___ RECORDS FOR THIS EXERCISE ___

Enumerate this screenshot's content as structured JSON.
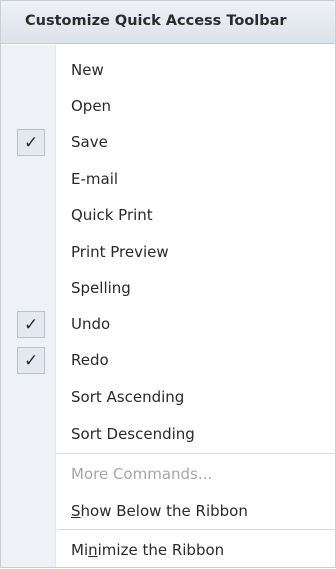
{
  "menu": {
    "title": "Customize Quick Access Toolbar",
    "items": [
      {
        "label": "New",
        "checked": false
      },
      {
        "label": "Open",
        "checked": false
      },
      {
        "label": "Save",
        "checked": true
      },
      {
        "label": "E-mail",
        "checked": false
      },
      {
        "label": "Quick Print",
        "checked": false
      },
      {
        "label": "Print Preview",
        "checked": false
      },
      {
        "label": "Spelling",
        "checked": false
      },
      {
        "label": "Undo",
        "checked": true
      },
      {
        "label": "Redo",
        "checked": true
      },
      {
        "label": "Sort Ascending",
        "checked": false
      },
      {
        "label": "Sort Descending",
        "checked": false
      }
    ],
    "more_commands": {
      "label": "More Commands...",
      "disabled": true
    },
    "show_below": {
      "pre": "",
      "accel": "S",
      "post": "how Below the Ribbon"
    },
    "minimize": {
      "pre": "Mi",
      "accel": "n",
      "post": "imize the Ribbon"
    },
    "check_glyph": "✓"
  }
}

___

YOUR OBJECTIVE:
Quote every record above exactly, leaving out the pictures.

SOLUTION TO THE PROBLEM:
Enumerate this screenshot's content as structured JSON.
{
  "menu": {
    "title": "Customize Quick Access Toolbar",
    "items": [
      {
        "label": "New",
        "checked": false
      },
      {
        "label": "Open",
        "checked": false
      },
      {
        "label": "Save",
        "checked": true
      },
      {
        "label": "E-mail",
        "checked": false
      },
      {
        "label": "Quick Print",
        "checked": false
      },
      {
        "label": "Print Preview",
        "checked": false
      },
      {
        "label": "Spelling",
        "checked": false
      },
      {
        "label": "Undo",
        "checked": true
      },
      {
        "label": "Redo",
        "checked": true
      },
      {
        "label": "Sort Ascending",
        "checked": false
      },
      {
        "label": "Sort Descending",
        "checked": false
      }
    ],
    "more_commands": {
      "label": "More Commands...",
      "disabled": true
    },
    "show_below": {
      "pre": "",
      "accel": "S",
      "post": "how Below the Ribbon"
    },
    "minimize": {
      "pre": "Mi",
      "accel": "n",
      "post": "imize the Ribbon"
    },
    "check_glyph": "✓"
  }
}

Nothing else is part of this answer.